* _OBJECTIFS_
a. D'après l'article sur les animaux et les religions, en quelle année le code civil français a-t-il défini le statut des animaux ?
b. Relevez toutes les sources de tension autour de la question animale que l'article sur les animaux et les religions énumère dans sa première phrase.
c. Poursuivez l'article sur les animaux et les religions à partir de sa dernière phrase.

* _TEXTE RETENU_
**********
Les animaux, nos semblables aux yeux de Dieu ?

Abattages rituels, scandales liés à l’élevage intensif, dérives des filières casher ou halal, attaques antispécistes contre des boucheries… Épineuse, la question animale cristallise des passions et des violences qui défraient régulièrement la chronique.

Que révèlent ces tensions de notre rapport aux animaux ? Pourquoi les convictions (personnelles, communautaires…) varient-elles tant sur ce qui peut être permis, interdit, souhaitable, horrible, condamnable ? En 2015, le code civil français a défini le statut des animaux, considérés comme des « êtres vivants doués de sensibilité » et non plus des « biens meubles ». De fait, depuis le milieu du XIXe siècle, la législation sur leurs droits n’a cessé d’évoluer, non sans lenteurs, illustrant le rapport paradoxal que nous entretenons avec eux.

Sur cet enjeu complexe, les religions ont quelque chose à dire. Comment conçoivent-elles le rapport aux animaux dans la Création, et à partir de quelles ressources spirituelles ? Que pensent-elles de leur exploitation, de la consommation de leur chair ? Comment, enfin, peuvent-elles nous aider à déterminer leur juste place, sans les instrumentaliser ni les idolâtrer ?

Au-delà des clichés, nous avons posé ces questions à des spécialistes de différentes confessions. Devant l’urgence climatique, tous exhortent à avoir une conscience plus affinée de notre lien d’interdépendance et de cohabitation avec les autres espèces du vivant.

► « François d’Assise est précurseur dans son rapport aux animaux »

Brigitte Cholvy (1), théologienne, spécialiste de l’anthropologie chrétienne

« Dans la conception catholique, qui vaut aussi pour la tradition chrétienne, les animaux en tant qu’êtres vivants doivent être respectés car ils font partie de la Création. L’encyclique Laudato si’ écrite par le pape François en 2015 va dans ce sens, même si la question des animaux n’y est pas centrale. Le pape voit “une sorte de famille universelle, une communion sublime qui nous pousse à un respect sacré, tendre et humble” (LS 89) entre les humains et les animaux. Il pense aussi que tous poursuivent le même but : “la fin ultime des autres créatures
(les animaux, NDLR), ce n’est pas nous. Mais elles avancent toutes, avec nous et par nous, jusqu’au terme commun qui est Dieu” (LS 83).
**********
* _ENREGISTREMENTS EXTRAITS_

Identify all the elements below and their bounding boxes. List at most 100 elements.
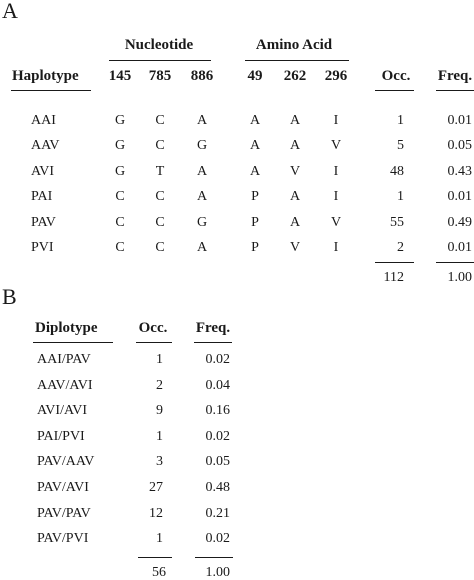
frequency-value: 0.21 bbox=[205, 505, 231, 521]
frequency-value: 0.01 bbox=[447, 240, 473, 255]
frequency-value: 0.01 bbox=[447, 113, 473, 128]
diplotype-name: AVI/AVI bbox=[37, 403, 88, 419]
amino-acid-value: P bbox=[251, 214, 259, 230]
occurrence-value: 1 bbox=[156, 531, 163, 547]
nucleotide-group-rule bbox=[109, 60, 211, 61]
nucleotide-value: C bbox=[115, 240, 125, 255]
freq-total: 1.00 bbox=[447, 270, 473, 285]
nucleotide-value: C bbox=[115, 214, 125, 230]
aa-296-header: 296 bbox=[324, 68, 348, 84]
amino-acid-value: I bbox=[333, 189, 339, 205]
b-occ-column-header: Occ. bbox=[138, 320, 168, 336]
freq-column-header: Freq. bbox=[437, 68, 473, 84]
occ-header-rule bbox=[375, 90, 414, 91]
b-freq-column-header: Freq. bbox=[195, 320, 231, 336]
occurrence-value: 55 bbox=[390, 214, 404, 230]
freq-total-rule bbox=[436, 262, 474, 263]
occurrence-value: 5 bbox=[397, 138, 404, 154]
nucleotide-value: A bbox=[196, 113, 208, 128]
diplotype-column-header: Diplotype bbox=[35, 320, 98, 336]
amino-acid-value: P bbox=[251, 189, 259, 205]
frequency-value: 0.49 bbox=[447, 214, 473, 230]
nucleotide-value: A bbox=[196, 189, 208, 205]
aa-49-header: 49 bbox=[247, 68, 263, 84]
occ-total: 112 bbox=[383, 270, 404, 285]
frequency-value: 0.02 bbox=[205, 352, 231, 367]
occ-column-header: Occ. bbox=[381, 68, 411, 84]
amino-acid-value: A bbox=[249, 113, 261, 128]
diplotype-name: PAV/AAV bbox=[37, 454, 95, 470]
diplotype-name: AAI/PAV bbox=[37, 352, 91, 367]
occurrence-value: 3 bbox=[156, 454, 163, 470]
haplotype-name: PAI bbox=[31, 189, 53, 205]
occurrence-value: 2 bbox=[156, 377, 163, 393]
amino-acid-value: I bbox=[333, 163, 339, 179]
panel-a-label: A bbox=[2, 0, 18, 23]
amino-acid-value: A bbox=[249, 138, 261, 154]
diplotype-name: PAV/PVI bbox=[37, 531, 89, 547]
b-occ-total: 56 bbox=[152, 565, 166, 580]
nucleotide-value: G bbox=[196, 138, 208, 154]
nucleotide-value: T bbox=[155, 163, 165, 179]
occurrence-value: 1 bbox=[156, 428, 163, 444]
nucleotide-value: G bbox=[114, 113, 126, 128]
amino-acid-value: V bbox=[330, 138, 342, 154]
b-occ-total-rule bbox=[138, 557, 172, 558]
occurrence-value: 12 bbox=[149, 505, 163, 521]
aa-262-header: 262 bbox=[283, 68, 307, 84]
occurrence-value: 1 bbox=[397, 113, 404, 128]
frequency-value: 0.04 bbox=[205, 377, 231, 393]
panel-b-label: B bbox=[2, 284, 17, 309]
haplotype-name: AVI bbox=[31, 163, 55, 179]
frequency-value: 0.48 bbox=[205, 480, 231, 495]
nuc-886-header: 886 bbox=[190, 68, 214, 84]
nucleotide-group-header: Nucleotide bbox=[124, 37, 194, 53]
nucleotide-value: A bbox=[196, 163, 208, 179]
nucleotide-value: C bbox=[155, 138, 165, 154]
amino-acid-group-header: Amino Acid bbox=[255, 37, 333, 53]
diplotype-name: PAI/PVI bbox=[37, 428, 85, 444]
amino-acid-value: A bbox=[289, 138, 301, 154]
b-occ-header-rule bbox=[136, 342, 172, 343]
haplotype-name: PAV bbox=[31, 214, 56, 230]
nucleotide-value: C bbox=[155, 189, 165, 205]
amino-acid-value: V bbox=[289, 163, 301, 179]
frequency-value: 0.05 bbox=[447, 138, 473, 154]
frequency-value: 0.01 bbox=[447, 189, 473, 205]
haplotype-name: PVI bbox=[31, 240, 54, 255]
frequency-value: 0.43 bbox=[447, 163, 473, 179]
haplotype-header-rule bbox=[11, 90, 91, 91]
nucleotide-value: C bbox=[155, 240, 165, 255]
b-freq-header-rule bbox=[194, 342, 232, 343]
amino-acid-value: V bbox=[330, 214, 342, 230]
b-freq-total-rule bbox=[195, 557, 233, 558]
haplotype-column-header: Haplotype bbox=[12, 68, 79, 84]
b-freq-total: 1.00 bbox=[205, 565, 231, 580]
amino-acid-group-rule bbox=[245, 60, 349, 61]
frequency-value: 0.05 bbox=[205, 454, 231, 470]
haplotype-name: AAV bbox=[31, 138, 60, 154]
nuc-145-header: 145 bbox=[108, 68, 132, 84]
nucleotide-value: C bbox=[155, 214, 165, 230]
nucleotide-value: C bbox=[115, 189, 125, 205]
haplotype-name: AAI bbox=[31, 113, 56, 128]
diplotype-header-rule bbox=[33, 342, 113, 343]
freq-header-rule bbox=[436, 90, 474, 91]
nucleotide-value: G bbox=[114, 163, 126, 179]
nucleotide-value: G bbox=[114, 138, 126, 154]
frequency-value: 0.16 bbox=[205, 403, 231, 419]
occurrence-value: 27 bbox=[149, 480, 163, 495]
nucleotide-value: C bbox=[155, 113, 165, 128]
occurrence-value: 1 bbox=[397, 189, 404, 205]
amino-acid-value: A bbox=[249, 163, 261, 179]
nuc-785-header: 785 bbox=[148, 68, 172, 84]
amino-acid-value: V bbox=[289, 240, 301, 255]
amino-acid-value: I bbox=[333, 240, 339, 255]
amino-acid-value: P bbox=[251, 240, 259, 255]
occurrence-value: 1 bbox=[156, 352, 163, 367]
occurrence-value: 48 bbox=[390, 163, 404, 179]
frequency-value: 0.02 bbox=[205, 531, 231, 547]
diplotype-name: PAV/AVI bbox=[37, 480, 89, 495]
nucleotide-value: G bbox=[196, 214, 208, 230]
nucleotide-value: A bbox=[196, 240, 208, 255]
**********
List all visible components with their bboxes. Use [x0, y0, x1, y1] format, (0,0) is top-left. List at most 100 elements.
**********
* _RÉPONSES PAR CONSIGNE_
a. En 2015.

b.
- Les abattages rituels
- Les scandales liés à l'élevage intensif
- Les dérives des filières casher ou halal
- Les attaques antispécistes contre des boucheries

c.
Mais une tradition moderne a perçu le rapport des chrétiens à l’univers et plus largement aux animaux sur le mode de la domination. L’historien américain Lynn White incarne ce point de vue. En 1967, dans l’article “Les racines historiques de notre crise écologique”, publié dans la revue Science, il accuse le christianisme d’être “la religion la plus anthropocentrique que le monde ait connue” et de porter une lourde responsabilité dans la crise écologique.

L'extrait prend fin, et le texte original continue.